Task instructions
Find the lines holding the string "bath" in the data, then copy all of them.

Rows
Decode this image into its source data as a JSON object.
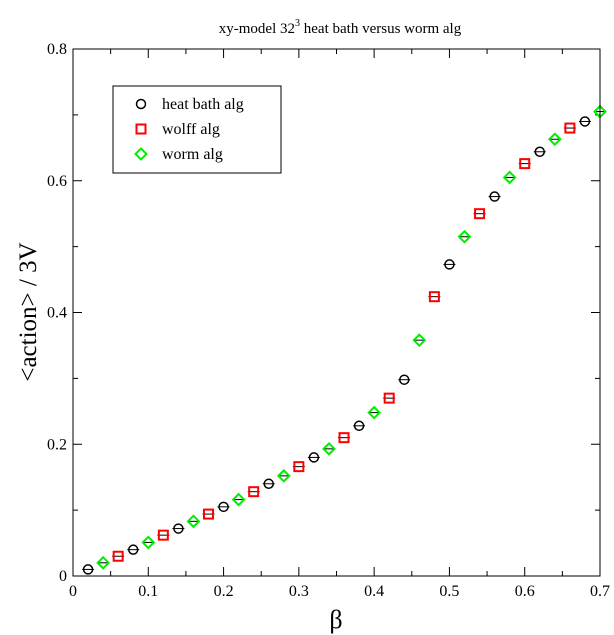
{
  "chart_data": {
    "type": "scatter",
    "title": {
      "prefix": "xy-model 32",
      "superscript": "3",
      "suffix": " heat bath versus worm alg"
    },
    "xlabel": "β",
    "ylabel": "<action> / 3V",
    "xlim": [
      0,
      0.7
    ],
    "ylim": [
      0,
      0.8
    ],
    "xticks": [
      "0",
      "0.1",
      "0.2",
      "0.3",
      "0.4",
      "0.5",
      "0.6",
      "0.7"
    ],
    "yticks": [
      "0",
      "0.2",
      "0.4",
      "0.6",
      "0.8"
    ],
    "grid": false,
    "legend_position": "top-left",
    "series": [
      {
        "name": "heat bath alg",
        "marker": "circle",
        "color": "#000000",
        "points": [
          [
            0.02,
            0.01
          ],
          [
            0.08,
            0.04
          ],
          [
            0.14,
            0.072
          ],
          [
            0.2,
            0.105
          ],
          [
            0.26,
            0.14
          ],
          [
            0.32,
            0.18
          ],
          [
            0.38,
            0.228
          ],
          [
            0.44,
            0.298
          ],
          [
            0.5,
            0.473
          ],
          [
            0.56,
            0.576
          ],
          [
            0.62,
            0.644
          ],
          [
            0.68,
            0.69
          ]
        ]
      },
      {
        "name": "wolff alg",
        "marker": "square",
        "color": "#ff0000",
        "points": [
          [
            0.06,
            0.03
          ],
          [
            0.12,
            0.062
          ],
          [
            0.18,
            0.094
          ],
          [
            0.24,
            0.128
          ],
          [
            0.3,
            0.166
          ],
          [
            0.36,
            0.21
          ],
          [
            0.42,
            0.27
          ],
          [
            0.48,
            0.424
          ],
          [
            0.54,
            0.55
          ],
          [
            0.6,
            0.626
          ],
          [
            0.66,
            0.68
          ]
        ]
      },
      {
        "name": "worm alg",
        "marker": "diamond",
        "color": "#00ee00",
        "points": [
          [
            0.04,
            0.02
          ],
          [
            0.1,
            0.051
          ],
          [
            0.16,
            0.083
          ],
          [
            0.22,
            0.116
          ],
          [
            0.28,
            0.152
          ],
          [
            0.34,
            0.193
          ],
          [
            0.4,
            0.248
          ],
          [
            0.46,
            0.358
          ],
          [
            0.52,
            0.515
          ],
          [
            0.58,
            0.605
          ],
          [
            0.64,
            0.663
          ],
          [
            0.7,
            0.705
          ]
        ]
      }
    ]
  }
}
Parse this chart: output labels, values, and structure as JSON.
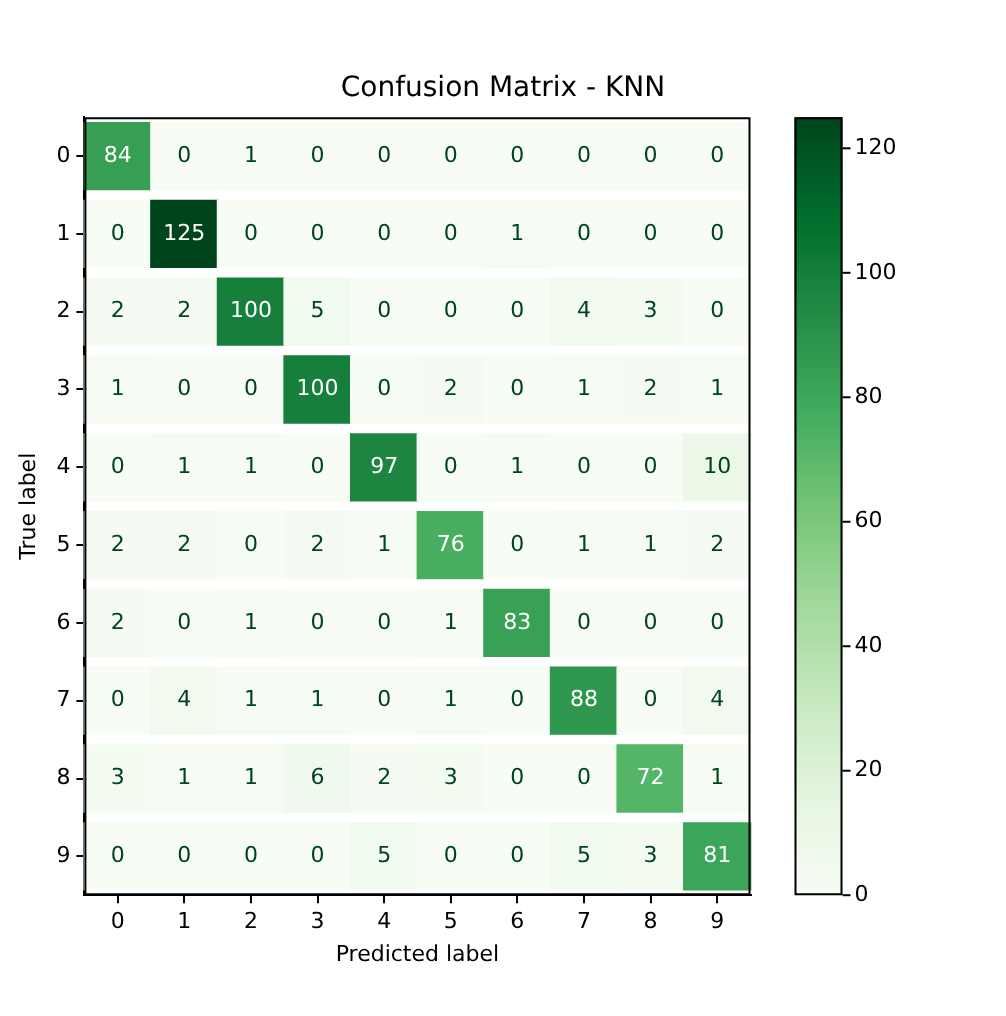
{
  "chart_data": {
    "type": "heatmap",
    "title": "Confusion Matrix - KNN",
    "xlabel": "Predicted label",
    "ylabel": "True label",
    "categories": [
      "0",
      "1",
      "2",
      "3",
      "4",
      "5",
      "6",
      "7",
      "8",
      "9"
    ],
    "y_categories": [
      "0",
      "1",
      "2",
      "3",
      "4",
      "5",
      "6",
      "7",
      "8",
      "9"
    ],
    "cells": [
      [
        84,
        0,
        1,
        0,
        0,
        0,
        0,
        0,
        0,
        0
      ],
      [
        0,
        125,
        0,
        0,
        0,
        0,
        1,
        0,
        0,
        0
      ],
      [
        2,
        2,
        100,
        5,
        0,
        0,
        0,
        4,
        3,
        0
      ],
      [
        1,
        0,
        0,
        100,
        0,
        2,
        0,
        1,
        2,
        1
      ],
      [
        0,
        1,
        1,
        0,
        97,
        0,
        1,
        0,
        0,
        10
      ],
      [
        2,
        2,
        0,
        2,
        1,
        76,
        0,
        1,
        1,
        2
      ],
      [
        2,
        0,
        1,
        0,
        0,
        1,
        83,
        0,
        0,
        0
      ],
      [
        0,
        4,
        1,
        1,
        0,
        1,
        0,
        88,
        0,
        4
      ],
      [
        3,
        1,
        1,
        6,
        2,
        3,
        0,
        0,
        72,
        1
      ],
      [
        0,
        0,
        0,
        0,
        5,
        0,
        0,
        5,
        3,
        81
      ]
    ],
    "clim": [
      0,
      125
    ],
    "cticks": [
      0,
      20,
      40,
      60,
      80,
      100,
      120
    ],
    "data_labels": true,
    "grid": false,
    "legend": false
  }
}
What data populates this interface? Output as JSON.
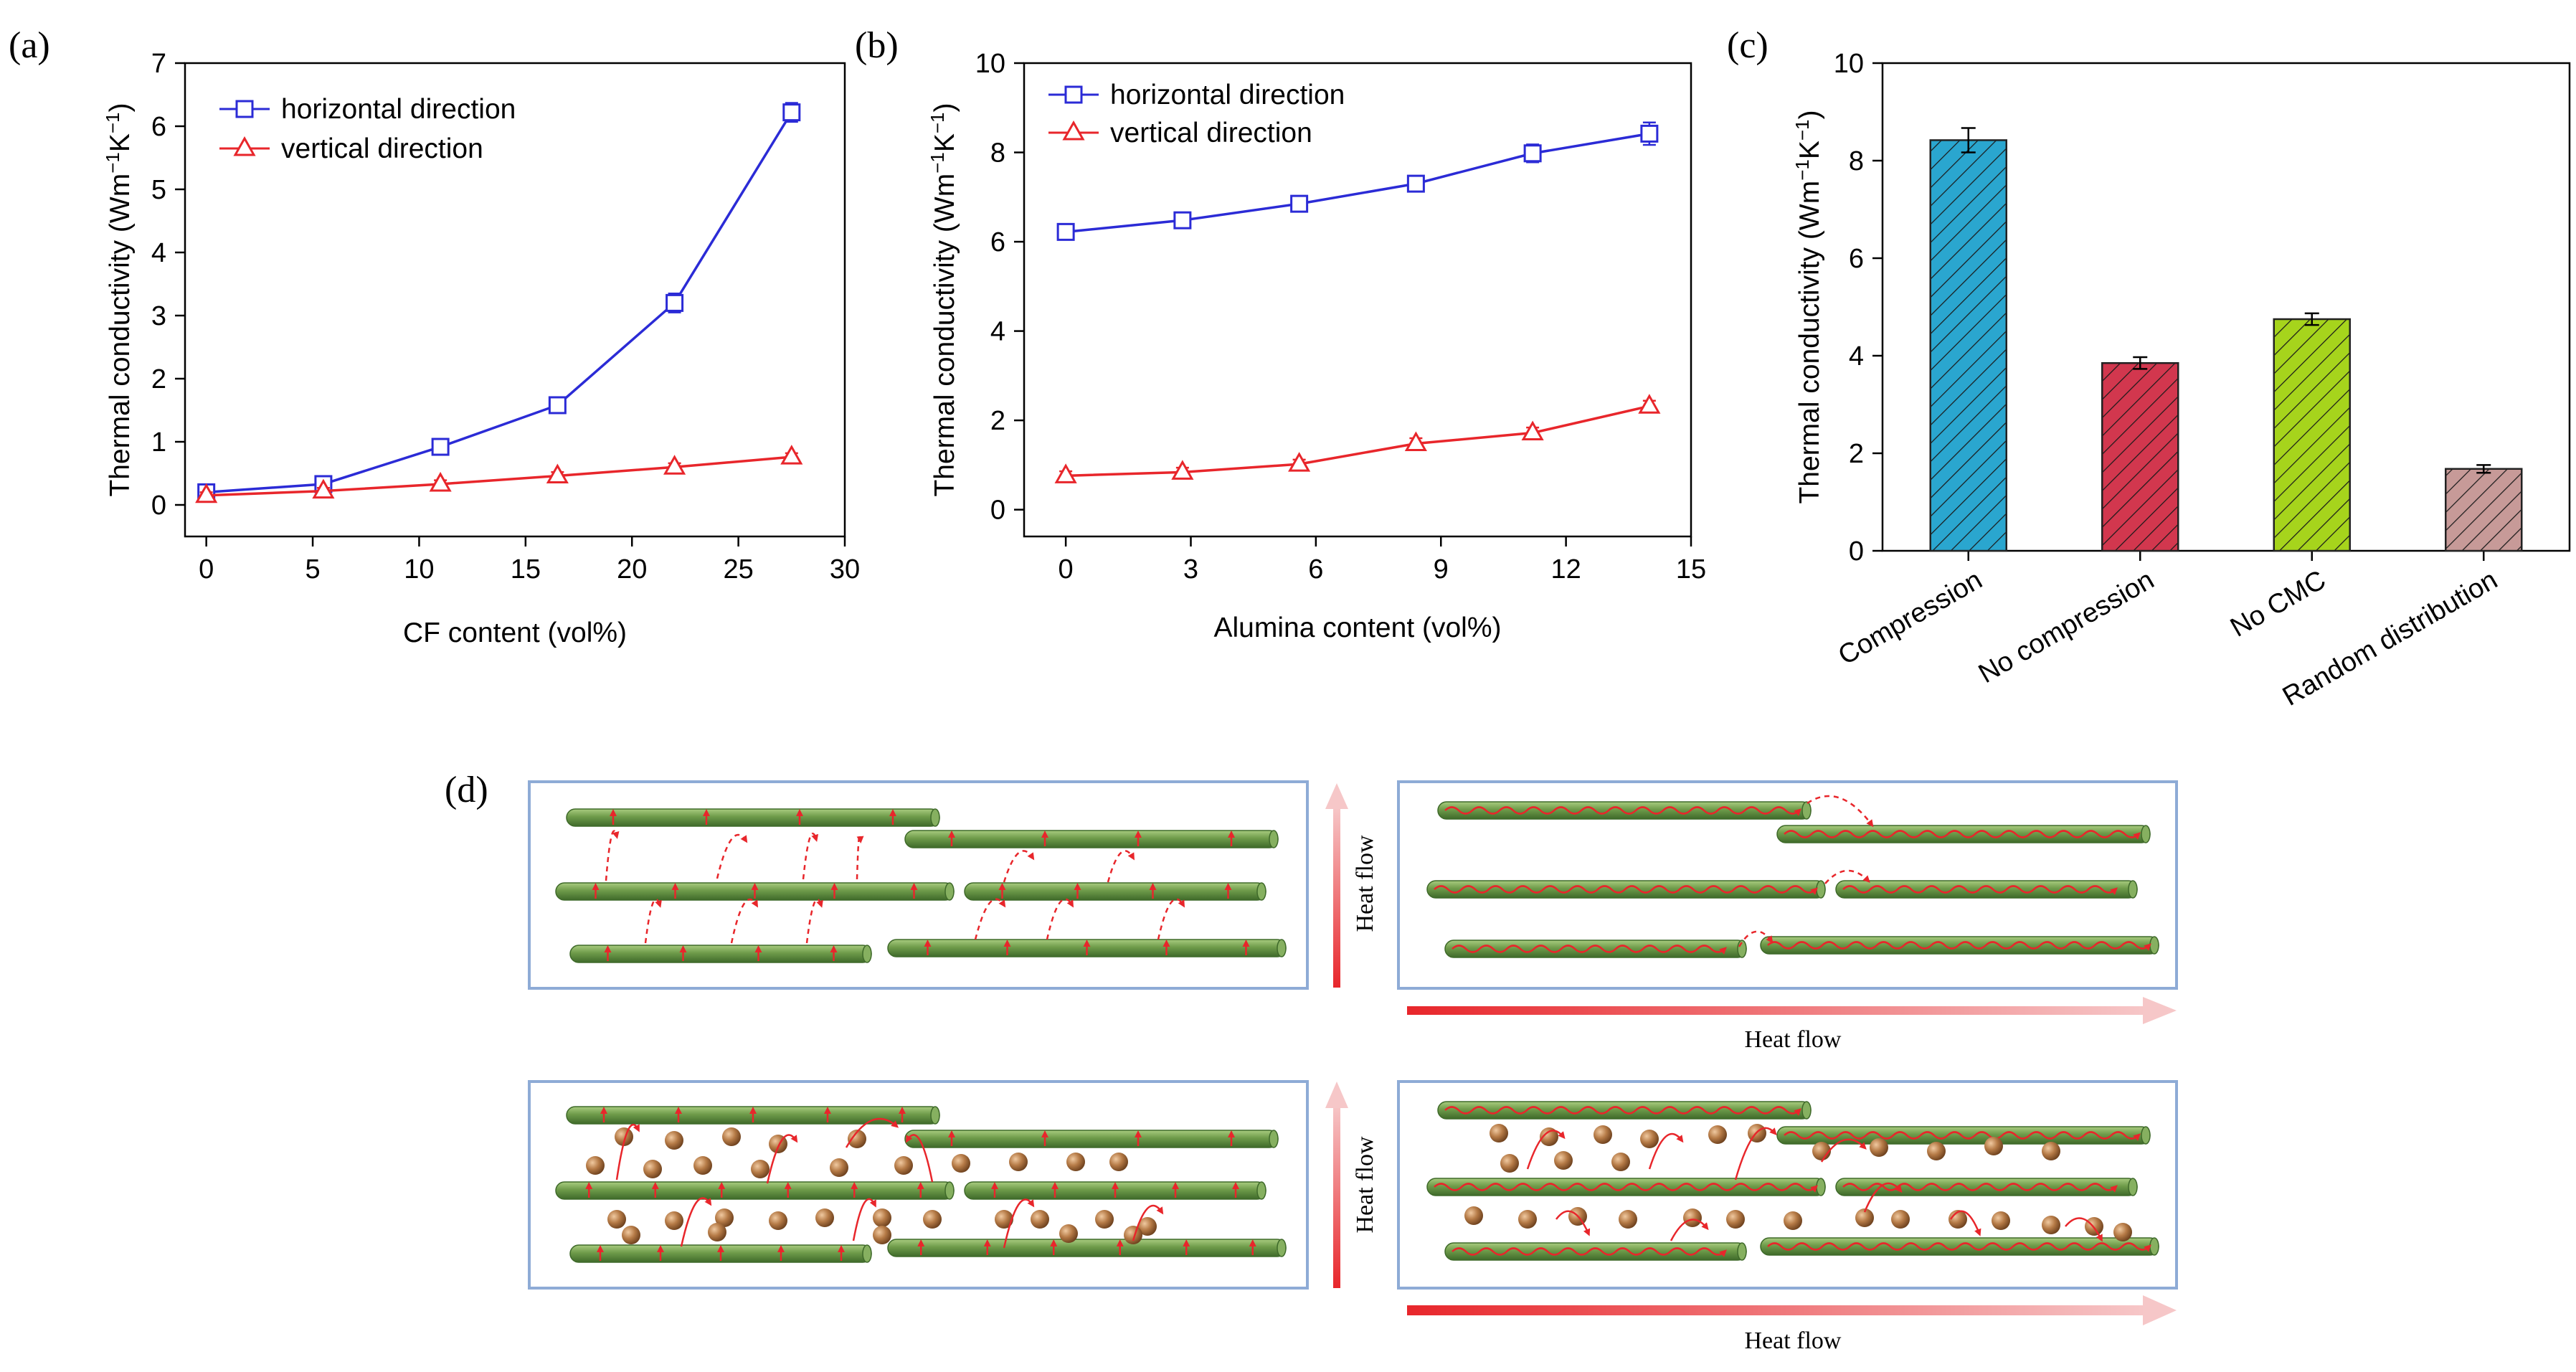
{
  "panels": {
    "a": "(a)",
    "b": "(b)",
    "c": "(c)",
    "d": "(d)"
  },
  "colors": {
    "horizontal": "#2b2bd6",
    "vertical": "#e8262b",
    "bar_compression": "#2aa6cf",
    "bar_no_compression": "#d2374e",
    "bar_no_cmc": "#a6d41c",
    "bar_random": "#c79a98",
    "fiber": "#6e9b4a",
    "particle": "#b57a46",
    "heat_arrow": "#e8262b",
    "panel_border": "#8eabd6"
  },
  "diagram": {
    "heat_flow_vertical_top": "Heat flow",
    "heat_flow_vertical_bottom": "Heat flow",
    "heat_flow_horizontal_top": "Heat flow",
    "heat_flow_horizontal_bottom": "Heat flow"
  },
  "chart_data": [
    {
      "id": "a",
      "type": "line",
      "xlabel": "CF content (vol%)",
      "ylabel_main": "Thermal conductivity (Wm",
      "ylabel_sup1": "−1",
      "ylabel_mid": "K",
      "ylabel_sup2": "−1",
      "ylabel_end": ")",
      "xlim": [
        -1,
        30
      ],
      "ylim": [
        -0.5,
        7
      ],
      "xticks": [
        0,
        5,
        10,
        15,
        20,
        25,
        30
      ],
      "yticks": [
        0,
        1,
        2,
        3,
        4,
        5,
        6,
        7
      ],
      "legend_position": "top-left",
      "series": [
        {
          "name": "horizontal direction",
          "marker": "square",
          "color": "#2b2bd6",
          "x": [
            0,
            5.5,
            11,
            16.5,
            22,
            27.5
          ],
          "y": [
            0.2,
            0.33,
            0.92,
            1.58,
            3.2,
            6.22
          ],
          "err": [
            0.08,
            0.08,
            0.1,
            0.1,
            0.15,
            0.15
          ]
        },
        {
          "name": "vertical direction",
          "marker": "triangle",
          "color": "#e8262b",
          "x": [
            0,
            5.5,
            11,
            16.5,
            22,
            27.5
          ],
          "y": [
            0.15,
            0.22,
            0.33,
            0.46,
            0.6,
            0.76
          ],
          "err": [
            0.05,
            0.05,
            0.06,
            0.06,
            0.06,
            0.06
          ]
        }
      ]
    },
    {
      "id": "b",
      "type": "line",
      "xlabel": "Alumina content (vol%)",
      "ylabel_main": "Thermal conductivity (Wm",
      "ylabel_sup1": "−1",
      "ylabel_mid": "K",
      "ylabel_sup2": "−1",
      "ylabel_end": ")",
      "xlim": [
        -1,
        15
      ],
      "ylim": [
        -0.6,
        10
      ],
      "xticks": [
        0,
        3,
        6,
        9,
        12,
        15
      ],
      "yticks": [
        0,
        2,
        4,
        6,
        8,
        10
      ],
      "legend_position": "top-left",
      "series": [
        {
          "name": "horizontal direction",
          "marker": "square",
          "color": "#2b2bd6",
          "x": [
            0,
            2.8,
            5.6,
            8.4,
            11.2,
            14
          ],
          "y": [
            6.22,
            6.48,
            6.85,
            7.3,
            7.98,
            8.42
          ],
          "err": [
            0.12,
            0.12,
            0.15,
            0.15,
            0.2,
            0.25
          ]
        },
        {
          "name": "vertical direction",
          "marker": "triangle",
          "color": "#e8262b",
          "x": [
            0,
            2.8,
            5.6,
            8.4,
            11.2,
            14
          ],
          "y": [
            0.76,
            0.84,
            1.02,
            1.48,
            1.72,
            2.32
          ],
          "err": [
            0.1,
            0.1,
            0.1,
            0.12,
            0.12,
            0.12
          ]
        }
      ]
    },
    {
      "id": "c",
      "type": "bar",
      "ylabel_main": "Thermal conductivity (Wm",
      "ylabel_sup1": "−1",
      "ylabel_mid": "K",
      "ylabel_sup2": "−1",
      "ylabel_end": ")",
      "ylim": [
        0,
        10
      ],
      "yticks": [
        0,
        2,
        4,
        6,
        8,
        10
      ],
      "categories": [
        "Compression",
        "No compression",
        "No CMC",
        "Random distribution"
      ],
      "values": [
        8.42,
        3.85,
        4.75,
        1.68
      ],
      "err": [
        0.25,
        0.12,
        0.12,
        0.08
      ],
      "colors": [
        "#2aa6cf",
        "#d2374e",
        "#a6d41c",
        "#c79a98"
      ]
    }
  ]
}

Complete response
      "suffix": " heat bath versus worm alg"
        "name": "heat bath alg",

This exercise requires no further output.